--- Begin Extracted entries ---

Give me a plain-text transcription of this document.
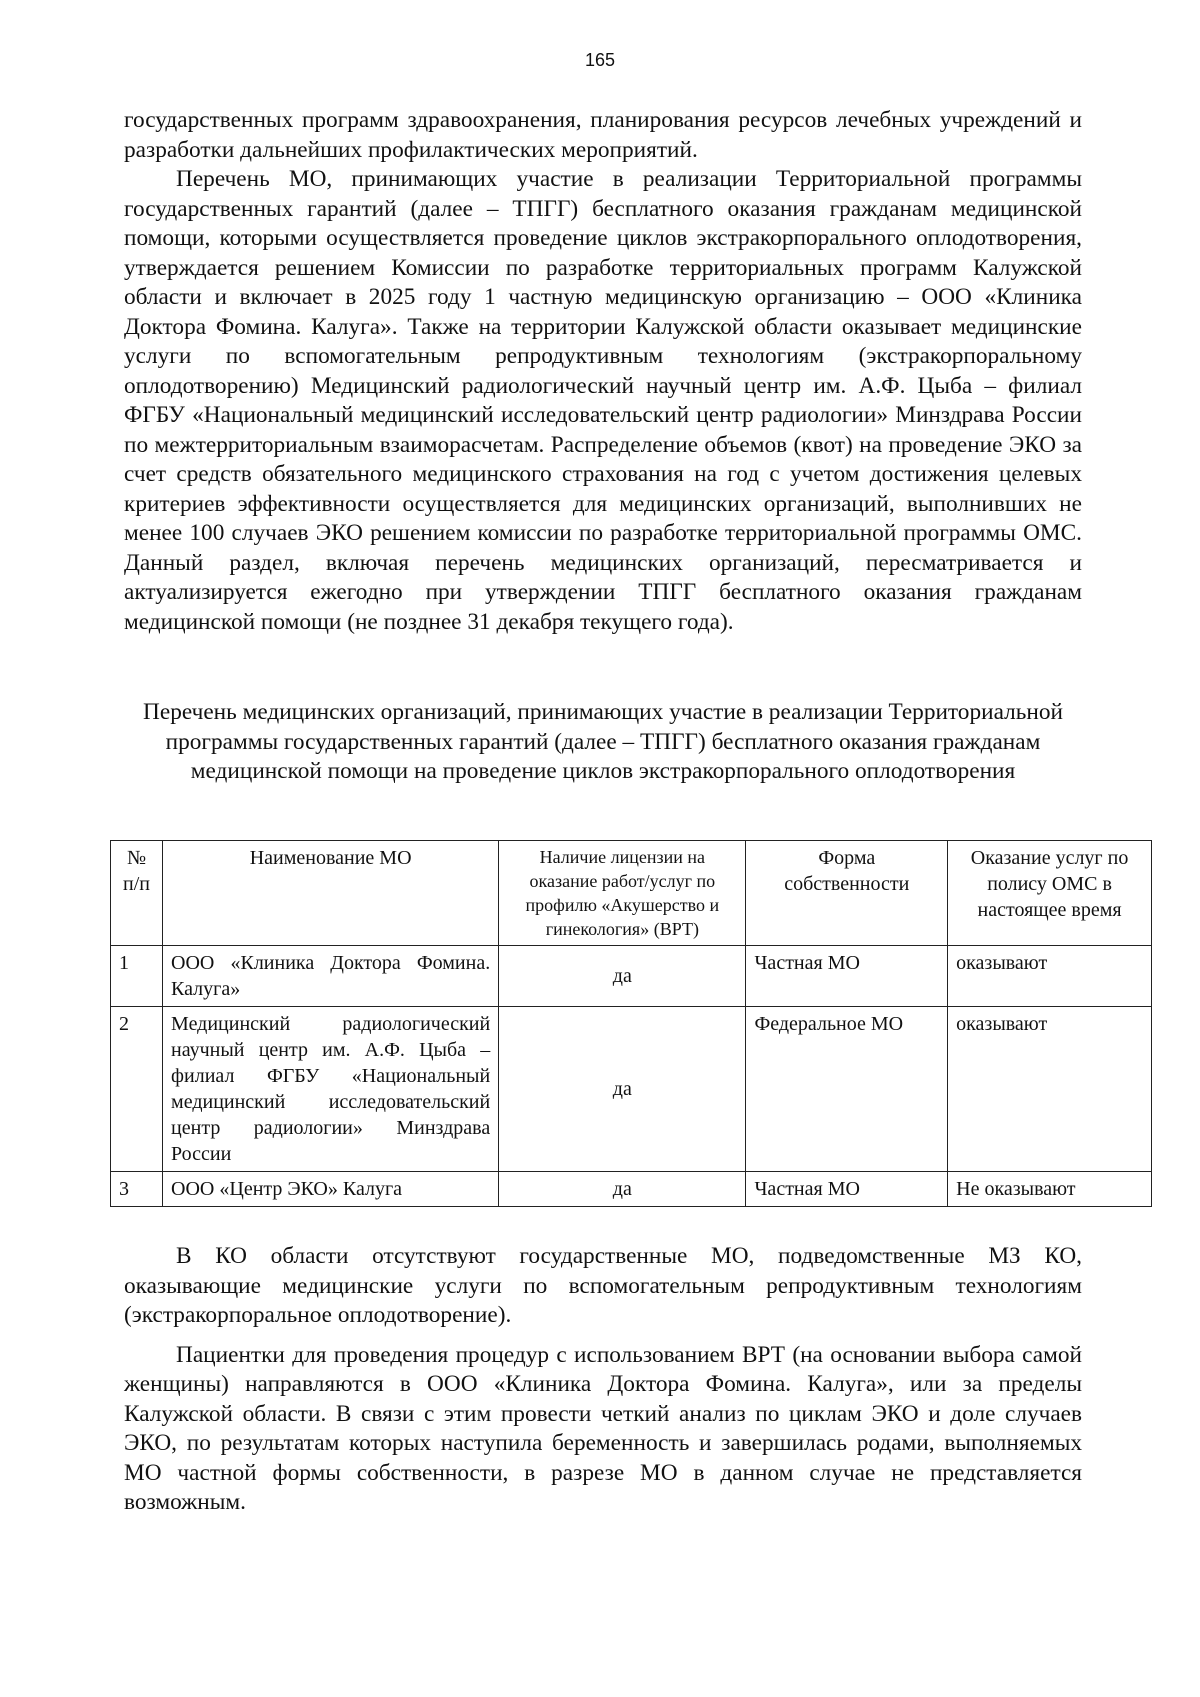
165

государственных программ здравоохранения, планирования ресурсов лечебных учреждений и разработки дальнейших профилактических мероприятий.

Перечень МО, принимающих участие в реализации Территориальной программы государственных гарантий (далее – ТПГГ) бесплатного оказания гражданам медицинской помощи, которыми осуществляется проведение циклов экстракорпорального оплодотворения, утверждается решением Комиссии по разработке территориальных программ Калужской области и включает в 2025 году 1 частную медицинскую организацию – ООО «Клиника Доктора Фомина. Калуга». Также на территории Калужской области оказывает медицинские услуги по вспомогательным репродуктивным технологиям (экстракорпоральному оплодотворению) Медицинский радиологический научный центр им. А.Ф. Цыба – филиал ФГБУ «Национальный медицинский исследовательский центр радиологии» Минздрава России по межтерриториальным взаиморасчетам. Распределение объемов (квот) на проведение ЭКО за счет средств обязательного медицинского страхования на год с учетом достижения целевых критериев эффективности осуществляется для медицинских организаций, выполнивших не менее 100 случаев ЭКО решением комиссии по разработке территориальной программы ОМС. Данный раздел, включая перечень медицинских организаций, пересматривается и актуализируется ежегодно при утверждении ТПГГ бесплатного оказания гражданам медицинской помощи (не позднее 31 декабря текущего года).

Перечень медицинских организаций, принимающих участие в реализации Территориальной программы государственных гарантий (далее – ТПГГ) бесплатного оказания гражданам медицинской помощи на проведение циклов экстракорпорального оплодотворения
№ п/п	Наименование МО	Наличие лицензии на оказание работ/услуг по профилю «Акушерство и гинекология» (ВРТ)	Форма собственности	Оказание услуг по полису ОМС в настоящее время
1	ООО «Клиника Доктора Фомина. Калуга»	да	Частная МО	оказывают
2	Медицинский радиологический научный центр им. А.Ф. Цыба – филиал ФГБУ «Национальный медицинский исследовательский центр радиологии» Минздрава России	да	Федеральное МО	оказывают
3	ООО «Центр ЭКО» Калуга	да	Частная МО	Не оказывают

В КО области отсутствуют государственные МО, подведомственные МЗ КО, оказывающие медицинские услуги по вспомогательным репродуктивным технологиям (экстракорпоральное оплодотворение).

Пациентки для проведения процедур с использованием ВРТ (на основании выбора самой женщины) направляются в ООО «Клиника Доктора Фомина. Калуга», или за пределы Калужской области. В связи с этим провести четкий анализ по циклам ЭКО и доле случаев ЭКО, по результатам которых наступила беременность и завершилась родами, выполняемых МО частной формы собственности, в разрезе МО в данном случае не представляется возможным.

--- End Extracted entries ---

• [Your goal] State how many lines above contain the string "собственности", with no other words.

• [Exercise answer] 2